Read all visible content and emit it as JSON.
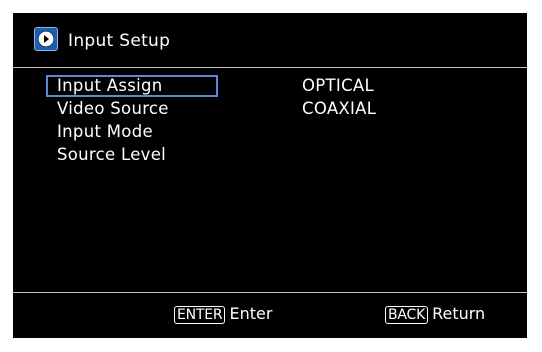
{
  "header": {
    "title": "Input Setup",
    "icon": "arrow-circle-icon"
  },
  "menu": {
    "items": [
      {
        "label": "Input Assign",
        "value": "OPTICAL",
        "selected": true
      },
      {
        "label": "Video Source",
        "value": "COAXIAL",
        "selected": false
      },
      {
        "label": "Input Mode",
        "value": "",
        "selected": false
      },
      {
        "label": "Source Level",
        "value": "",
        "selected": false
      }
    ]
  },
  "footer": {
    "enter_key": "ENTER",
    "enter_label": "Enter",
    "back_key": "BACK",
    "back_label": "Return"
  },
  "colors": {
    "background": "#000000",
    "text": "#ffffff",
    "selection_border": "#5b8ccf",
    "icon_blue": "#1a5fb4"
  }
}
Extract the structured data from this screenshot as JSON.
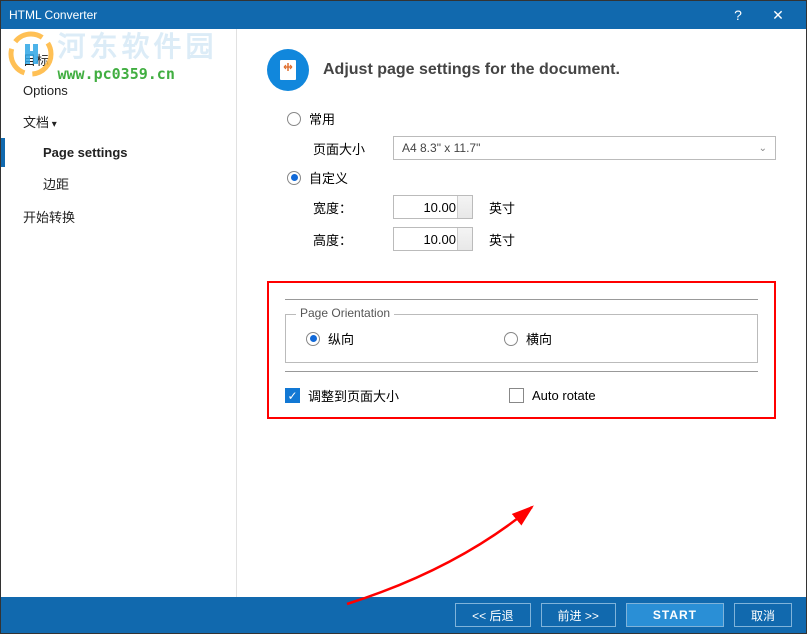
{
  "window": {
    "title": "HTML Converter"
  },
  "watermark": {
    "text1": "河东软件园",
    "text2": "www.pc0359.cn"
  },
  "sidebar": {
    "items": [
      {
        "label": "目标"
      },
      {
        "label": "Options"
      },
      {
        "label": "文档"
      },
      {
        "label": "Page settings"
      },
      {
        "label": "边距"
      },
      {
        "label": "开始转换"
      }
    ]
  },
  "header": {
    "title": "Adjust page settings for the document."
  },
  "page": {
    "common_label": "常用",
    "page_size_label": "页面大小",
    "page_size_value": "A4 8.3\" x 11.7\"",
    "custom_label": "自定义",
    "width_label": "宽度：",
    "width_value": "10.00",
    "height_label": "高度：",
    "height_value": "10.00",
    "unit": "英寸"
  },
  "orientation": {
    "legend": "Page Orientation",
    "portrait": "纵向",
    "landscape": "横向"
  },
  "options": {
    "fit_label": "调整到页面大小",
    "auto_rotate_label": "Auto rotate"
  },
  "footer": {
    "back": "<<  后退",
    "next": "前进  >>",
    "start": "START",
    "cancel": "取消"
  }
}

========================================

__What this task involves__
Write out again, exactly, each line from the one containing "Extract the structured" through the last line of the entries, and omit every picture.

__Task solution__
Extract the structured data from this screenshot as JSON.
{
  "window": {
    "title": "HTML Converter"
  },
  "watermark": {
    "text1": "河东软件园",
    "text2": "www.pc0359.cn"
  },
  "sidebar": {
    "items": [
      {
        "label": "目标"
      },
      {
        "label": "Options"
      },
      {
        "label": "文档"
      },
      {
        "label": "Page settings"
      },
      {
        "label": "边距"
      },
      {
        "label": "开始转换"
      }
    ]
  },
  "header": {
    "title": "Adjust page settings for the document."
  },
  "page": {
    "common_label": "常用",
    "page_size_label": "页面大小",
    "page_size_value": "A4 8.3\" x 11.7\"",
    "custom_label": "自定义",
    "width_label": "宽度：",
    "width_value": "10.00",
    "height_label": "高度：",
    "height_value": "10.00",
    "unit": "英寸"
  },
  "orientation": {
    "legend": "Page Orientation",
    "portrait": "纵向",
    "landscape": "横向"
  },
  "options": {
    "fit_label": "调整到页面大小",
    "auto_rotate_label": "Auto rotate"
  },
  "footer": {
    "back": "<<  后退",
    "next": "前进  >>",
    "start": "START",
    "cancel": "取消"
  }
}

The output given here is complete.